▶ **EXERCISE OBJECTIVE**
Copy all entries without alteration and skip the pictures they hold.

▶ **DATA SUPPLIED**
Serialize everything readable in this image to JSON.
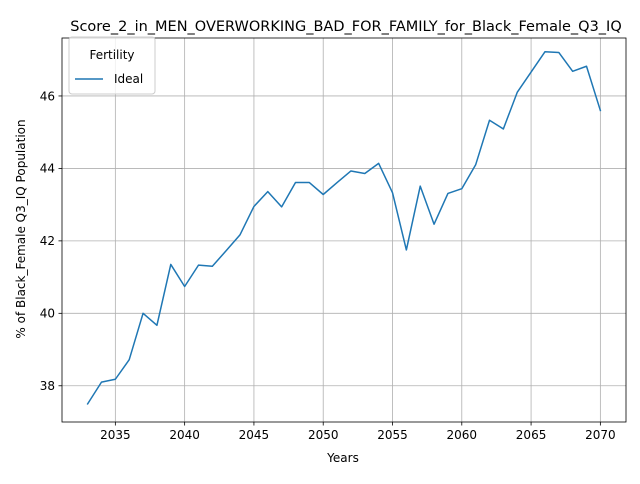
{
  "chart_data": {
    "type": "line",
    "title": "Score_2_in_MEN_OVERWORKING_BAD_FOR_FAMILY_for_Black_Female_Q3_IQ",
    "xlabel": "Years",
    "ylabel": "% of Black_Female Q3_IQ Population",
    "xlim": [
      2031.15,
      2071.85
    ],
    "ylim": [
      37.0,
      47.6
    ],
    "xticks": [
      2035,
      2040,
      2045,
      2050,
      2055,
      2060,
      2065,
      2070
    ],
    "yticks": [
      38,
      40,
      42,
      44,
      46
    ],
    "grid": true,
    "legend": {
      "title": "Fertility",
      "placement": "top-left"
    },
    "x": [
      2033,
      2034,
      2035,
      2036,
      2037,
      2038,
      2039,
      2040,
      2041,
      2042,
      2043,
      2044,
      2045,
      2046,
      2047,
      2048,
      2049,
      2050,
      2051,
      2052,
      2053,
      2054,
      2055,
      2056,
      2057,
      2058,
      2059,
      2060,
      2061,
      2062,
      2063,
      2064,
      2065,
      2066,
      2067,
      2068,
      2069,
      2070
    ],
    "series": [
      {
        "name": "Ideal",
        "color": "#1f77b4",
        "values": [
          37.5,
          38.1,
          38.18,
          38.72,
          40.0,
          39.67,
          41.35,
          40.74,
          41.33,
          41.3,
          41.73,
          42.17,
          42.95,
          43.36,
          42.94,
          43.61,
          43.61,
          43.28,
          43.61,
          43.93,
          43.86,
          44.14,
          43.33,
          41.75,
          43.51,
          42.46,
          43.31,
          43.44,
          44.1,
          45.33,
          45.09,
          46.1,
          46.66,
          47.22,
          47.2,
          46.68,
          46.82,
          45.6
        ]
      }
    ]
  }
}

▶ **ANSWER TO THIS TASK**
Serialize everything readable in this image to JSON.
{
  "chart_data": {
    "type": "line",
    "title": "Score_2_in_MEN_OVERWORKING_BAD_FOR_FAMILY_for_Black_Female_Q3_IQ",
    "xlabel": "Years",
    "ylabel": "% of Black_Female Q3_IQ Population",
    "xlim": [
      2031.15,
      2071.85
    ],
    "ylim": [
      37.0,
      47.6
    ],
    "xticks": [
      2035,
      2040,
      2045,
      2050,
      2055,
      2060,
      2065,
      2070
    ],
    "yticks": [
      38,
      40,
      42,
      44,
      46
    ],
    "grid": true,
    "legend": {
      "title": "Fertility",
      "placement": "top-left"
    },
    "x": [
      2033,
      2034,
      2035,
      2036,
      2037,
      2038,
      2039,
      2040,
      2041,
      2042,
      2043,
      2044,
      2045,
      2046,
      2047,
      2048,
      2049,
      2050,
      2051,
      2052,
      2053,
      2054,
      2055,
      2056,
      2057,
      2058,
      2059,
      2060,
      2061,
      2062,
      2063,
      2064,
      2065,
      2066,
      2067,
      2068,
      2069,
      2070
    ],
    "series": [
      {
        "name": "Ideal",
        "color": "#1f77b4",
        "values": [
          37.5,
          38.1,
          38.18,
          38.72,
          40.0,
          39.67,
          41.35,
          40.74,
          41.33,
          41.3,
          41.73,
          42.17,
          42.95,
          43.36,
          42.94,
          43.61,
          43.61,
          43.28,
          43.61,
          43.93,
          43.86,
          44.14,
          43.33,
          41.75,
          43.51,
          42.46,
          43.31,
          43.44,
          44.1,
          45.33,
          45.09,
          46.1,
          46.66,
          47.22,
          47.2,
          46.68,
          46.82,
          45.6
        ]
      }
    ]
  }
}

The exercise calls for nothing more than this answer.